Here is some of the information I found about GnRh agonists, confirming that it shouldn’t be taken long-term.
http://www.greenjournal.org/cgi/reprint/99/5/709.pdf
“Prolonged GnRH Agonist and Add-Back Therapy for Symptomatic Endometriosis: Long-term Follow-up” 2002.

But now, I am not even sure if decopeptyl is a gnrh agonist or something else.

Still, if it is a choice between operation or injections, I would take the operation. The operation is not so systemic and really really rough. It took me about a year to recover from the last one. But the injections gave me side effects that may not go away ever. Maybe I will be the first one in history to discover yet another horrible side effect. No thanks.

Tomorrow I can pick up the MRI results from the digestive doctor to take to the tumor doctor on Wed. She said that it didn’t look like there were any signs of malignancy. If there are, then my whole world will crash.


Hace un mes vi un ginecólogo para hablar de los resultados de la exploración de oct.. Es bastante malo que les tardo 4 meses para encontrar un momento para hablar con mí sobre los resultados, pero es peor que la muchacha se parecía haber leído mi historia solo 2 segundos antes de que entré en la puerta. Peor que todo, ella recomendó algo que pienso sera perjudicial: "tratamiento hormonal" hasta que alcanzo la edad de menopausia (ahora tengo 38). Esto consistiría en Decopeptyl para inducir menopausia y después reponen hormonas, se llama “add-back”. Ella era lista para darme una inyección enseguida para borrar todas mis hormonas. Ya he tomado eso una vez, y dice en el papel que viene con él, que no debe ser tomada por más de 5 meses y solamente una vez en la vida.

Por supuesto en ese momento, en la oficina, no se me ocurrió decirle eso. Lo que le dije era que lo había tomado, y lo pase mal. Que nadie se importaba - en 2001 alguien de hecho me dijo que no sufriera sino que estaba incómodo. Que me dieron la progesterona y lo pase incluso peor con eso. Encima el depo-progevera causó los tumores abdominales (sé que no hay prueba de causa y efecto). He perdido confianza no tanto en el tratamiento, pero en su administración.

### Según el texto
(a) Responde estas preguntas con lo que dice el texto sobre el Decopeptyl:
(i) ¿Qué edad dice tener ahora quien escribe?
(ii) ¿Cuánto tiempo le llevó recuperarse de la última operación?
(iii) ¿Qué día llevará los resultados de la resonancia al médico de tumores?
(b) Por favor, reproduce tal cual el fragmento del texto sobre el Decopeptyl que va desde "Por supuesto en" hasta "en su administración.", este último incluido.
(c) Prosigue el texto sobre el Decopeptyl a partir de su última oración.

### Datos para examinar
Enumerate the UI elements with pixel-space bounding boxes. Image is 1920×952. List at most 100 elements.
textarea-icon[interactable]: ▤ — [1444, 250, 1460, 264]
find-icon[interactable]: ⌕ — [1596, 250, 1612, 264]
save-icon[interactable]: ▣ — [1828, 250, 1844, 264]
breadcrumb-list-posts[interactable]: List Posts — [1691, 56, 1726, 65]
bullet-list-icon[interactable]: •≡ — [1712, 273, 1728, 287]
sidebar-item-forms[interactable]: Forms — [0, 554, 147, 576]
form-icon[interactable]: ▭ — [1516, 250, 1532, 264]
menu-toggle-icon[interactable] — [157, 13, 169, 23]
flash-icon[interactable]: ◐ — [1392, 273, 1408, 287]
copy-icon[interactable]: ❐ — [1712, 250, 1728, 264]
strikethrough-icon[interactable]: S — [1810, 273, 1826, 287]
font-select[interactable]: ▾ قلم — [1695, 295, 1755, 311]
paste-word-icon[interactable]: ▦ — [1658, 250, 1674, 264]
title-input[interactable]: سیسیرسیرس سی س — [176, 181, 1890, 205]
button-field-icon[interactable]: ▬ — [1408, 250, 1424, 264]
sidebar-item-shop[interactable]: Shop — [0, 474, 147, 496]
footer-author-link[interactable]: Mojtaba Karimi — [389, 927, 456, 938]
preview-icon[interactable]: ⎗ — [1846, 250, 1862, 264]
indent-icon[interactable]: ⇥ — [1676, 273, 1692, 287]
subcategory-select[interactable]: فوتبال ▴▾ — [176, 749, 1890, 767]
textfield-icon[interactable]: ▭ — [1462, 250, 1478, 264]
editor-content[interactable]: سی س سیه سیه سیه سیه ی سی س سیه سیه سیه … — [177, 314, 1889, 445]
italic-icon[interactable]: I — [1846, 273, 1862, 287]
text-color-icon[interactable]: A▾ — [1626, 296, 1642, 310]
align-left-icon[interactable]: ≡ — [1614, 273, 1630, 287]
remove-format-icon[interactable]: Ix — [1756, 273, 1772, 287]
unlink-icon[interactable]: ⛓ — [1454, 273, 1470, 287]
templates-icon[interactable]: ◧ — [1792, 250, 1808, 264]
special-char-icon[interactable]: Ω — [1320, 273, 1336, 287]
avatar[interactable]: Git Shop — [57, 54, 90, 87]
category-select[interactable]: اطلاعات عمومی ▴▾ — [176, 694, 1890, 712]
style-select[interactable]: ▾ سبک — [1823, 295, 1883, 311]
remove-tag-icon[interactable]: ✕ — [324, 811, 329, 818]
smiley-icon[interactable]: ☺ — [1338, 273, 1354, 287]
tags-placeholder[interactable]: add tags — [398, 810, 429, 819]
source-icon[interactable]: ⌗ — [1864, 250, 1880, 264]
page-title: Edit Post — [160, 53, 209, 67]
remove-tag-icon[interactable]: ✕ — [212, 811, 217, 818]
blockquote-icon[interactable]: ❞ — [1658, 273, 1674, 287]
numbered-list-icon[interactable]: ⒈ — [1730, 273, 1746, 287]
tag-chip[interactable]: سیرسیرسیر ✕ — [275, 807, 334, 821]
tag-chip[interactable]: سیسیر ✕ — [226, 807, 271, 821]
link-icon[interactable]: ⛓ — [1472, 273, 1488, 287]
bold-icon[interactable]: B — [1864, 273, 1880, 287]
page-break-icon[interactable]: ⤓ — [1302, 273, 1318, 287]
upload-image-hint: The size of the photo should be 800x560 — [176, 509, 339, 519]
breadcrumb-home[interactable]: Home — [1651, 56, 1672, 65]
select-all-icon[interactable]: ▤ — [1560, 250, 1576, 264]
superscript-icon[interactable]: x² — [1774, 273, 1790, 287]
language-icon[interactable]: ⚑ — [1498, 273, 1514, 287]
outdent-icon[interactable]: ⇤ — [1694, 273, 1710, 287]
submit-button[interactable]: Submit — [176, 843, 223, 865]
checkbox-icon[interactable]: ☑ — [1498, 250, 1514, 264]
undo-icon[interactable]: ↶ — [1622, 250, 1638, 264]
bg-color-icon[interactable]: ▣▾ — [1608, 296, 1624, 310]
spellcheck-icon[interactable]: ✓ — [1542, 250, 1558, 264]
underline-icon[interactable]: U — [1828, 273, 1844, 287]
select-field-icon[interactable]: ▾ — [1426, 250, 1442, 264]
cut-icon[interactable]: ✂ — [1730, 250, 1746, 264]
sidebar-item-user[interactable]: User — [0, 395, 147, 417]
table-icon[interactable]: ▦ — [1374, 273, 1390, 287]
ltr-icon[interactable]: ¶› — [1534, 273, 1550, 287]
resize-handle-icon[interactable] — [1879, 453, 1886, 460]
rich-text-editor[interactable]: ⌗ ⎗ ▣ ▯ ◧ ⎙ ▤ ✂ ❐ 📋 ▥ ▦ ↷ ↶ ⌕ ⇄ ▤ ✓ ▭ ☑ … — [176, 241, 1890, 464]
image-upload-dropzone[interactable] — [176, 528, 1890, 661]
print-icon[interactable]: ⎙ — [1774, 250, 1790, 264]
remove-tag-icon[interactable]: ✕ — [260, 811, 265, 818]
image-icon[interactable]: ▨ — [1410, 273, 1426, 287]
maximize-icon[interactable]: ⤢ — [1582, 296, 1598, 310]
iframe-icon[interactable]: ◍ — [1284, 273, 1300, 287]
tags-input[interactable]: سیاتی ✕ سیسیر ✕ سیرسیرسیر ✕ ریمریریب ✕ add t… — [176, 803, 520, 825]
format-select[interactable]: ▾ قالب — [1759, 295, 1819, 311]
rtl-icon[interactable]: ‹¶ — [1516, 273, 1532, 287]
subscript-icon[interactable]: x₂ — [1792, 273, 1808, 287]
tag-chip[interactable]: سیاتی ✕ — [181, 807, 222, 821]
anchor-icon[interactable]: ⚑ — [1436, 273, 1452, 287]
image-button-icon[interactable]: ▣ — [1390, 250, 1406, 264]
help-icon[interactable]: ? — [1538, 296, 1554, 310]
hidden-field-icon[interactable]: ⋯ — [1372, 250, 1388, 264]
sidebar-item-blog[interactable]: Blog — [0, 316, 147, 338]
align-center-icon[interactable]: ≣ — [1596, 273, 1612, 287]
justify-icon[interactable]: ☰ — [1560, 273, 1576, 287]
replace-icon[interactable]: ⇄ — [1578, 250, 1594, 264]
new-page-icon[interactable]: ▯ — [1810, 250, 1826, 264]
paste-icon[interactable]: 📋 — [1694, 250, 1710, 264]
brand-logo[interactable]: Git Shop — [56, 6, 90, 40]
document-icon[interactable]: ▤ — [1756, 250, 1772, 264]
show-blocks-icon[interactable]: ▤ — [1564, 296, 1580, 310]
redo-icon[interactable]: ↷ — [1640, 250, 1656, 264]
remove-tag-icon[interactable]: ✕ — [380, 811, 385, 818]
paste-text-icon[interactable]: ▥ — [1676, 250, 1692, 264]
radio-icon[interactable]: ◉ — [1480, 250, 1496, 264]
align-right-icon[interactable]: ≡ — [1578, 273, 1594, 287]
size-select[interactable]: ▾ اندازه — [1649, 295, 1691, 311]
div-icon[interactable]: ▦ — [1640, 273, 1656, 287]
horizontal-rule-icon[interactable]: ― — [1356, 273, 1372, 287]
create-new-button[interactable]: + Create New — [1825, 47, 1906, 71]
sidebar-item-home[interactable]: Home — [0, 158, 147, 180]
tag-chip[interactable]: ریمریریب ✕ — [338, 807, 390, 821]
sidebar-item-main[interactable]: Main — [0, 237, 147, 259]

### Respuestas esperadas
(a)
(i) 38 años.
(ii) Alrededor de un año.
(iii) El miércoles.

(b)
Por supuesto en ese momento, en la oficina, no se me ocurrió decirle eso. Lo que le dije era que lo había tomado, y lo pase mal. Que nadie se importaba - en 2001 alguien de hecho me dijo que no sufriera sino que estaba incómodo. Que me dieron la progesterona y lo pase incluso peor con eso. Encima el depo-progevera causó los tumores abdominales (sé que no hay prueba de causa y efecto). He perdido confianza no tanto en el tratamiento, pero en su administración.

(c)
¿Por qué debe alguien como yo que pese 45kg tomar la misma dosificación que alguien que pesa el doble? ¿Quién supervisaría los efectos secundarios, con que frecuencia, y cuanto tardaran en contrariarlos? ¿Qué podría ella decirme para darme la sensación que realmente hacían su mejor para cuidarme? Nada. Su idea de darme información era simplemente decir que eso con el “add-back” no es tan malo y si ella estuviera en mi lugar que ella lo haría. Hablaba mucho de endometriosis y el suerte que tengo de no tener eso, porque eso ES dolorosa. Al final acabe llorando como un bebé allí en la oficina. Sientes tan impotente. Vas allí asustada, débil, y confusa, en busca de ayuda, de información, pero tienes que defenderse.

De todas formas, al final no lo tomé y le dicho que puede ser que me convencen con más información. Su idea de más información era darme una receta para el decopeptyl que podría conseguir en una farmacia o a través de mi doctor regular si lo quiero gratis.

Así que estoy buscando más información y estoy aun mas convencido de que hice la cosa correcta para mi. Quizá encontraré algo nuevo que cambiará mi idea, pero no la he encontrado todavía y el hospital no está ayudando con información.

Aquí está algo de la información que encontré (en ingles) sobre los agonistas de GnRh.
Pero ahora, no soy incluso seguro si el decopeptyl es un agonista gnrh.

No obstante, si tengo que elegir entre una operación o inyecciones, tomaría la operación. La operación no es tan sistémica y es realmente duro. Me tarde un año para recuperarse del último. Pero las inyecciones me dieron efectos secundarios que quizás tendrán para siempre. Quizás yo será la primera persona en la historia para descubrir otro efecto secundario horrible. No gracias. Puedo recoger mañana los resultados del MRI del doctor digestivo para llevar al doctor de los tumores miércoles. Ella me dijo que no tenían un aspecto maligno. Si tienen, entonces mi mundo entero se estrellará.